→ **Objective**: Scan the data below for the string "minor". Show every line where it turns up.

→ **Given data**:
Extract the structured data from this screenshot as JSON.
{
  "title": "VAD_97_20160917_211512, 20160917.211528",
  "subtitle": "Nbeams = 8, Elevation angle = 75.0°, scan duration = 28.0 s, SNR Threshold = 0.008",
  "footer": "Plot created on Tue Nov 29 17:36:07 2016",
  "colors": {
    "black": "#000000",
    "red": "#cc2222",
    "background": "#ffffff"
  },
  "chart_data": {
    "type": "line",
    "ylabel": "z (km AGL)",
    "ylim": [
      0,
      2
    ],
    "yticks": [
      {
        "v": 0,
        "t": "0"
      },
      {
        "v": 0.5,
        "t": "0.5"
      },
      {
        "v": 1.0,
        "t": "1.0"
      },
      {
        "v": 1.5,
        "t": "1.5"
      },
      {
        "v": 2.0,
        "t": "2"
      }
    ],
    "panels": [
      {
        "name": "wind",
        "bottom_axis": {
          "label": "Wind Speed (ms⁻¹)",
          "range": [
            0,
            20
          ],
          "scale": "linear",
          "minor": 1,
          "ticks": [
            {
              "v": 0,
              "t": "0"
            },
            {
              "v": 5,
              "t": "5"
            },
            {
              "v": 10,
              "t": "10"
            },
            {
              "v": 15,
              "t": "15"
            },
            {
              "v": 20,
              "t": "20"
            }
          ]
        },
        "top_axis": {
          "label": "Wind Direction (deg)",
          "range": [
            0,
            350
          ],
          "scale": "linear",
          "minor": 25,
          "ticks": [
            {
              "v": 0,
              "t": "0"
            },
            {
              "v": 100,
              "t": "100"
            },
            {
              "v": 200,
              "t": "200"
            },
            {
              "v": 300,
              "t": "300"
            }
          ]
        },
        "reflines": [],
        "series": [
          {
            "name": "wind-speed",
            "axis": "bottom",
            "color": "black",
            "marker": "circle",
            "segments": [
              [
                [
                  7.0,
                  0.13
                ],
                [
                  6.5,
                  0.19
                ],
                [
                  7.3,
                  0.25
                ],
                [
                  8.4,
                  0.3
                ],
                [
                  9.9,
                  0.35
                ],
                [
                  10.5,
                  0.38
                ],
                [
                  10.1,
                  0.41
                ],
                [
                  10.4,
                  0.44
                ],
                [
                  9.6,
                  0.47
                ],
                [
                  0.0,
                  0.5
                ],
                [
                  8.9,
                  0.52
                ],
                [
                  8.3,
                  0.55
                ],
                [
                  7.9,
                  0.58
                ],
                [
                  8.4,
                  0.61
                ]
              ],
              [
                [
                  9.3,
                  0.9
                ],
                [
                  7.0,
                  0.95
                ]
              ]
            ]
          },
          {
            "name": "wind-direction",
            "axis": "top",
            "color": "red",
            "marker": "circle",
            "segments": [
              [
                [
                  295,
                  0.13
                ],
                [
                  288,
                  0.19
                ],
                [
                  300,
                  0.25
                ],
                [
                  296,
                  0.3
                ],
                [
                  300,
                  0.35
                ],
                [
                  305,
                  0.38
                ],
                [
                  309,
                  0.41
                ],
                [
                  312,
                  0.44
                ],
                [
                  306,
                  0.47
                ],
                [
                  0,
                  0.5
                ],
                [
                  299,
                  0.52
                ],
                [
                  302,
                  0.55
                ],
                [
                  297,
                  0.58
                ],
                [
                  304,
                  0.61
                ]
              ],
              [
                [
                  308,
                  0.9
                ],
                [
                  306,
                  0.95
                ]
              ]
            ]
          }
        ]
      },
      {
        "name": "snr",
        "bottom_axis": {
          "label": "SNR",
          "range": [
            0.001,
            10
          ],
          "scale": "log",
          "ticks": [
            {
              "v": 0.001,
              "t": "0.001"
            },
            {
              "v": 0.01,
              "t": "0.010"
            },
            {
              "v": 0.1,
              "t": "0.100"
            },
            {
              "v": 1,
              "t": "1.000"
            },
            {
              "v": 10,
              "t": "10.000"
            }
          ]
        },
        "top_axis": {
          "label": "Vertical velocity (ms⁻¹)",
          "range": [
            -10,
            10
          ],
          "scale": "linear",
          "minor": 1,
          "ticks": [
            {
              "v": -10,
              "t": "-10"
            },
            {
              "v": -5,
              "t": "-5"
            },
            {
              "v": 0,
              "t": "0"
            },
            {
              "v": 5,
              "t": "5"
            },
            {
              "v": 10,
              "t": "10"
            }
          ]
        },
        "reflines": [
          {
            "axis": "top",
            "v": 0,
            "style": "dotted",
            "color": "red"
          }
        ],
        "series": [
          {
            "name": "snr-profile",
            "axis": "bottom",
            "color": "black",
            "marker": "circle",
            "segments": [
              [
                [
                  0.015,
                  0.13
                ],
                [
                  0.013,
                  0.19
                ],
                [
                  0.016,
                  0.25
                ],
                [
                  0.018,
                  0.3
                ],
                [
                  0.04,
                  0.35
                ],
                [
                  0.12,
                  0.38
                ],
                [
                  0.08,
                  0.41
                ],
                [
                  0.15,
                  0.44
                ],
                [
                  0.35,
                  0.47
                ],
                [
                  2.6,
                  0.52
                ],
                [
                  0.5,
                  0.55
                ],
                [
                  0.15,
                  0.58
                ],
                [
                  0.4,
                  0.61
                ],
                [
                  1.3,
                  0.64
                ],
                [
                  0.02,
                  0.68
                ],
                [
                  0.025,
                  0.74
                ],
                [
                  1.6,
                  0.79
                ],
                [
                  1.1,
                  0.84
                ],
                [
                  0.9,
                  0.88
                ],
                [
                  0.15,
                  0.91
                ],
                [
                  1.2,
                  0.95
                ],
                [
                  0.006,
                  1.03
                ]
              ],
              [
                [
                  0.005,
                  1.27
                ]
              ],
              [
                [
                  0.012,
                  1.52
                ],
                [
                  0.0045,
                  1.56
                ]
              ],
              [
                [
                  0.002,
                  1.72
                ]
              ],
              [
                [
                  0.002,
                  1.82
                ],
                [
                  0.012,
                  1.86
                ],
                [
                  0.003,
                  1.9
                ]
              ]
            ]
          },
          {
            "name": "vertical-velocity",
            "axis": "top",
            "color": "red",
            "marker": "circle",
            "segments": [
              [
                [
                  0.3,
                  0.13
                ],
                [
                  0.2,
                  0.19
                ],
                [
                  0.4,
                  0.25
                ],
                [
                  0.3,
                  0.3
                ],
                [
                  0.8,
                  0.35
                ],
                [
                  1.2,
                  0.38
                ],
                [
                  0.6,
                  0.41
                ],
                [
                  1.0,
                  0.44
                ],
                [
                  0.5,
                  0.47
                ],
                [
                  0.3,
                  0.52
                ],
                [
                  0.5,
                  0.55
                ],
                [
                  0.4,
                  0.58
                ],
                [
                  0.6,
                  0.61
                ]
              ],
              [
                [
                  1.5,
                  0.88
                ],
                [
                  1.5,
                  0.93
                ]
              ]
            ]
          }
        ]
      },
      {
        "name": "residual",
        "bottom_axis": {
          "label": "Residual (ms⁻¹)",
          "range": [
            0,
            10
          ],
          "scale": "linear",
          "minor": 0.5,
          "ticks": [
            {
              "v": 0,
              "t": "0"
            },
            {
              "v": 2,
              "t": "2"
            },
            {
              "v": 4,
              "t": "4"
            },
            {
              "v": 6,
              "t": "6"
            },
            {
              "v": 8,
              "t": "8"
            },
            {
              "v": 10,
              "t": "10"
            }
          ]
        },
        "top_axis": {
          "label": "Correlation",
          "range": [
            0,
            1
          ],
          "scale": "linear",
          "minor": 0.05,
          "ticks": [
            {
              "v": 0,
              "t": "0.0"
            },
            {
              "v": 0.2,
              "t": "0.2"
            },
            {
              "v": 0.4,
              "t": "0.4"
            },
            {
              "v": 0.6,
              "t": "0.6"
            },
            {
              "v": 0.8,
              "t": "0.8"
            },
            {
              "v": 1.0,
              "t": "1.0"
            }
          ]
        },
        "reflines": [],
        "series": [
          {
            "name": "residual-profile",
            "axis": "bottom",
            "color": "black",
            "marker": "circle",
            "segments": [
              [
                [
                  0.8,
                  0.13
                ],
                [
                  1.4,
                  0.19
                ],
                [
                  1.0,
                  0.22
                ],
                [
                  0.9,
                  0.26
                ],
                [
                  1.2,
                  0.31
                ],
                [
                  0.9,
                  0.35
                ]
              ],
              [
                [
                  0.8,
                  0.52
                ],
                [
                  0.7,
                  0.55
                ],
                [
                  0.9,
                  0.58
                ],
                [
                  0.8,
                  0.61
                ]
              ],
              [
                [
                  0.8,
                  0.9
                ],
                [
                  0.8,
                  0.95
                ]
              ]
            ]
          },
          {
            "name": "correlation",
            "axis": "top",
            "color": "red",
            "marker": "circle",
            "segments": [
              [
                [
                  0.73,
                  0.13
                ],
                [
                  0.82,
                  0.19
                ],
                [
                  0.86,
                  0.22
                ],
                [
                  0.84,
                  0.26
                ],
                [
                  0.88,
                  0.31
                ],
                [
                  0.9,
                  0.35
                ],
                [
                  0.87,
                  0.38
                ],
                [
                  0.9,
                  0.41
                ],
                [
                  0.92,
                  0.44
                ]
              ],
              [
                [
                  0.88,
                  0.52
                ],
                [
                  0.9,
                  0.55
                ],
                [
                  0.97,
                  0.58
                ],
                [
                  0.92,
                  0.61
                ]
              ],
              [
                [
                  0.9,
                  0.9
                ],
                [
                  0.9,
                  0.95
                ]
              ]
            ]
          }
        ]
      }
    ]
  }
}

→ **Reply to the task**:
          "minor": 1,
          "minor": 25,
          "minor": 1,
          "minor": 0.5,
          "minor": 0.05,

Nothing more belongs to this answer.